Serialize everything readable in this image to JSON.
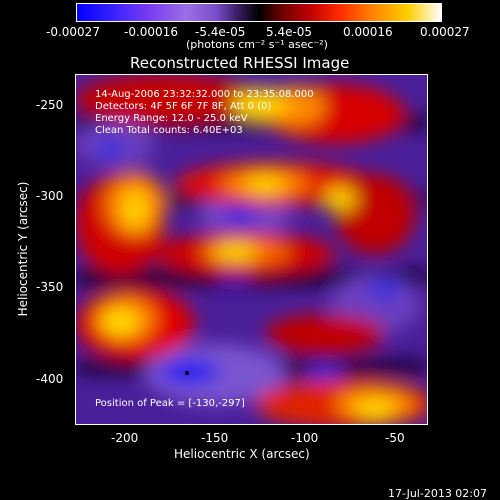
{
  "colorbar": {
    "tick_labels": [
      "-0.00027",
      "-0.00016",
      "-5.4e-05",
      "5.4e-05",
      "0.00016",
      "0.00027"
    ],
    "unit_label": "(photons cm⁻² s⁻¹ asec⁻²)",
    "range": [
      -0.00027,
      0.00027
    ]
  },
  "plot": {
    "title": "Reconstructed RHESSI Image",
    "xlabel": "Heliocentric X (arcsec)",
    "ylabel": "Heliocentric Y (arcsec)",
    "x_ticks": [
      "-200",
      "-150",
      "-100",
      "-50"
    ],
    "y_ticks": [
      "-250",
      "-300",
      "-350",
      "-400"
    ],
    "xlim": [
      -225,
      -30
    ],
    "ylim": [
      -425,
      -235
    ]
  },
  "annotations": {
    "line1": "14-Aug-2006 23:32:32.000 to 23:35:08.000",
    "line2": "Detectors: 4F 5F 6F 7F 8F, Att 0 (0)",
    "line3": "Energy Range: 12.0 - 25.0 keV",
    "line4": "Clean     Total counts: 6.40E+03",
    "peak": "Position of Peak = [-130,-297]"
  },
  "footer": {
    "timestamp": "17-Jul-2013 02:07"
  }
}
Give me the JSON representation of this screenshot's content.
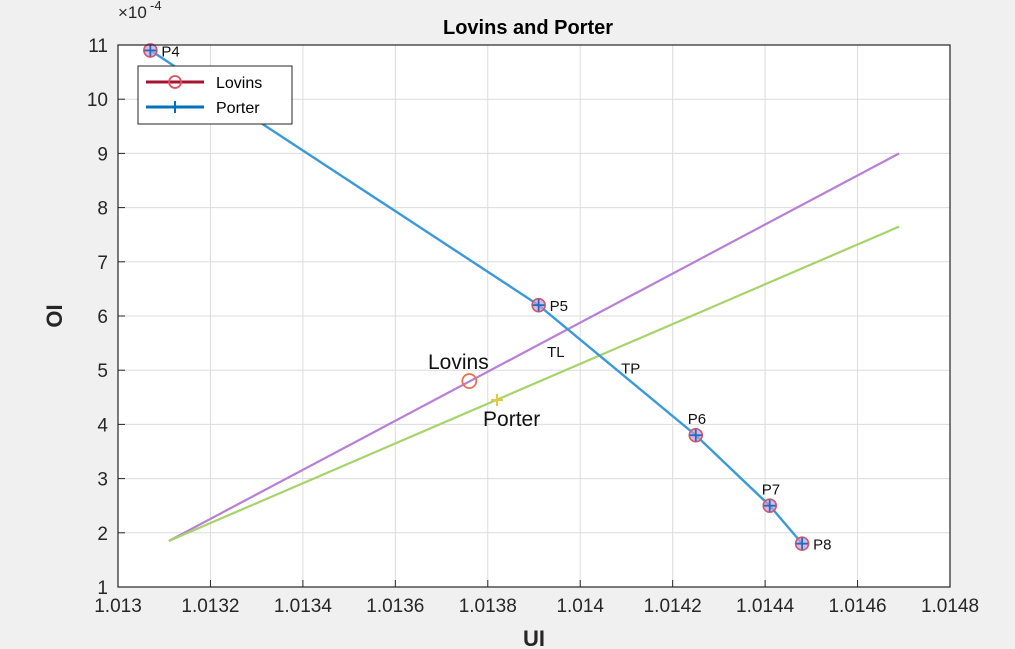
{
  "chart_data": {
    "type": "line",
    "title": "Lovins and Porter",
    "xlabel": "UI",
    "ylabel": "OI",
    "y_exponent_label": "×10",
    "y_exponent_power": "-4",
    "xlim": [
      1.013,
      1.0148
    ],
    "ylim": [
      1,
      11
    ],
    "x_ticks": [
      1.013,
      1.0132,
      1.0134,
      1.0136,
      1.0138,
      1.014,
      1.0142,
      1.0144,
      1.0146,
      1.0148
    ],
    "x_tick_labels": [
      "1.013",
      "1.0132",
      "1.0134",
      "1.0136",
      "1.0138",
      "1.014",
      "1.0142",
      "1.0144",
      "1.0146",
      "1.0148"
    ],
    "y_ticks": [
      1,
      2,
      3,
      4,
      5,
      6,
      7,
      8,
      9,
      10,
      11
    ],
    "y_tick_labels": [
      "1",
      "2",
      "3",
      "4",
      "5",
      "6",
      "7",
      "8",
      "9",
      "10",
      "11"
    ],
    "grid": true,
    "legend_position": "top-left",
    "legend": [
      {
        "name": "Lovins",
        "color": "#a2142f",
        "marker": "circle"
      },
      {
        "name": "Porter",
        "color": "#0072bd",
        "marker": "star"
      }
    ],
    "pareto_series": {
      "color": "#3a9ad9",
      "x": [
        1.01307,
        1.01391,
        1.01425,
        1.01441,
        1.01448
      ],
      "y": [
        10.9,
        6.2,
        3.8,
        2.5,
        1.8
      ],
      "labels": [
        "P4",
        "P5",
        "P6",
        "P7",
        "P8"
      ]
    },
    "lovins_line": {
      "color": "#b77fd6",
      "x": [
        1.01311,
        1.01469
      ],
      "y": [
        1.85,
        9.0
      ]
    },
    "porter_line": {
      "color": "#a7d36a",
      "x": [
        1.01311,
        1.01469
      ],
      "y": [
        1.85,
        7.65
      ]
    },
    "lovins_point": {
      "x": 1.01376,
      "y": 4.8,
      "label": "Lovins",
      "color": "#e8734f"
    },
    "porter_point": {
      "x": 1.01382,
      "y": 4.45,
      "label": "Porter",
      "color": "#e5c93a"
    },
    "annotations": [
      {
        "text": "TL",
        "x": 1.01395,
        "y": 5.35
      },
      {
        "text": "TP",
        "x": 1.01411,
        "y": 5.05
      }
    ]
  }
}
##########
TASK INSTRUCTIONS: In the listing, find every line containing the word "Heliocentric" and list it.

PROBLEM SOLUTION:
    "xlabel": "Heliocentric X (arcsec)",
    "ylabel": "Heliocentric Y (arcsec)",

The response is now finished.